Document segment

In general, the additive of the invention is added to the base fuel in a minor amount, i.e., an amount effective to provide both corrosion inhibition and carburetor detergency to the fuel composition. The additive is effective in an amount ranging from about 0.002 to 0.8 weight percent based on the total fuel composition. An amount of the neat additive ranging from about 0.004 to 0.04 weight percent is preferred, with an amount from about 0.004 to 0.012 being particularly preferred, the latter amounts corresponding to about 2.0 to 25 PTB (pounds of additive per 1000 barrels of gasoline), respectively.
The fuel composition of the invention may contain any of the additives normally employed in a motor fuel in an amount sufficient to achieve its intended purpose. For example, the base fuel may be blended with an anti-knock compound, such as a methyl-cyclopentadienyl manganese tricarbonyl or tetraalkyl lead compound, including tetraethyl lead, tetramethyl lead, tetrabutyl lead, and chemical and physical mixtures thereof, generally in a concentration from about 0.025 to 4.0 cc. per gallon of gasoline. The tetraethyl lead mixture commercially available for automotive use contains an ethylene chloride-ethylene bromide mixture as a scavenger for removing lead from the combustion chamber in the form of a volatile lead halide.
To determine the efficacy of the present product, gasoline blends were prepared from a typical base fuel mixed with specified amounts of the prescribed fuel additive of the invention. These fuels were then tested to determine the effectiveness of the additive in gasoline together with comparison fuels in the following performance tests.
The base fuel employed with the additive of Example 2 in the following tests was an unleaded grade gasoline having a Research Octane Number of about 93. This gasoline consisted of about 32 percent aromatic hydrocarbons, 8 percent olefinic hydrocarbons and 60 percent paraffinic hydrocarbons and boiled in the range from 88° F. to 373° F.
In one test, the rust inhibiting properties of the additive was determined in the NACE Test (National Association of Corrosion Engineers) which is a modification of ASTM Rust Test D-665-60 Procedure A. In the NACE Test, a steel spindle is polished with non-waterproof fine emergy cloth. The spindle is immersed in a mixture containing 300 cc fuel and 30 cc distilled water and is rotated at 100° F. for 3.5 hours. The spindle is then rated visually to determine the amount of rust formation. A passing result is an average of less than 5% rust. The results are tabulated below:
| ______________________________________ |
| National Association of Corrosion Engineers (NACE) Test) |
| PTB Percent Rust |
| ______________________________________ |
| 20 Trace, trace |
| 10 Trace, trace |
| 5 1%, Trace |
| 2.5 1%, 1-5% |
| ______________________________________ |
The above results show that the fuel composition of the invention was highly effective in inhibiting rust even in as low a concentration as 2.5 PTB.

Dataset extract
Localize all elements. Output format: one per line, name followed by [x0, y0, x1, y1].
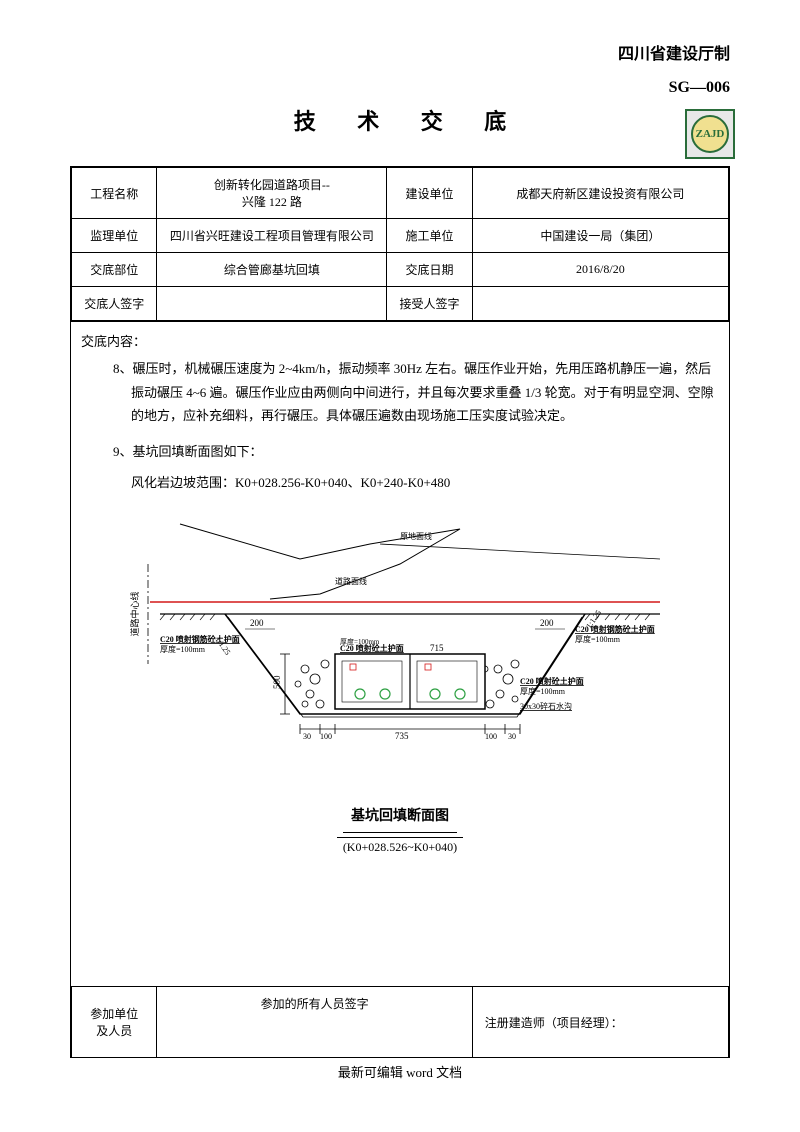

Work to complete
List every additive concentration, in PTB, tested in the rust table of the fuel additive text, and give the percent rust recorded at each.

Exercise solution
- 20 PTB: Trace, trace
- 10 PTB: Trace, trace
- 5 PTB: 1%, Trace
- 2.5 PTB: 1%, 1-5%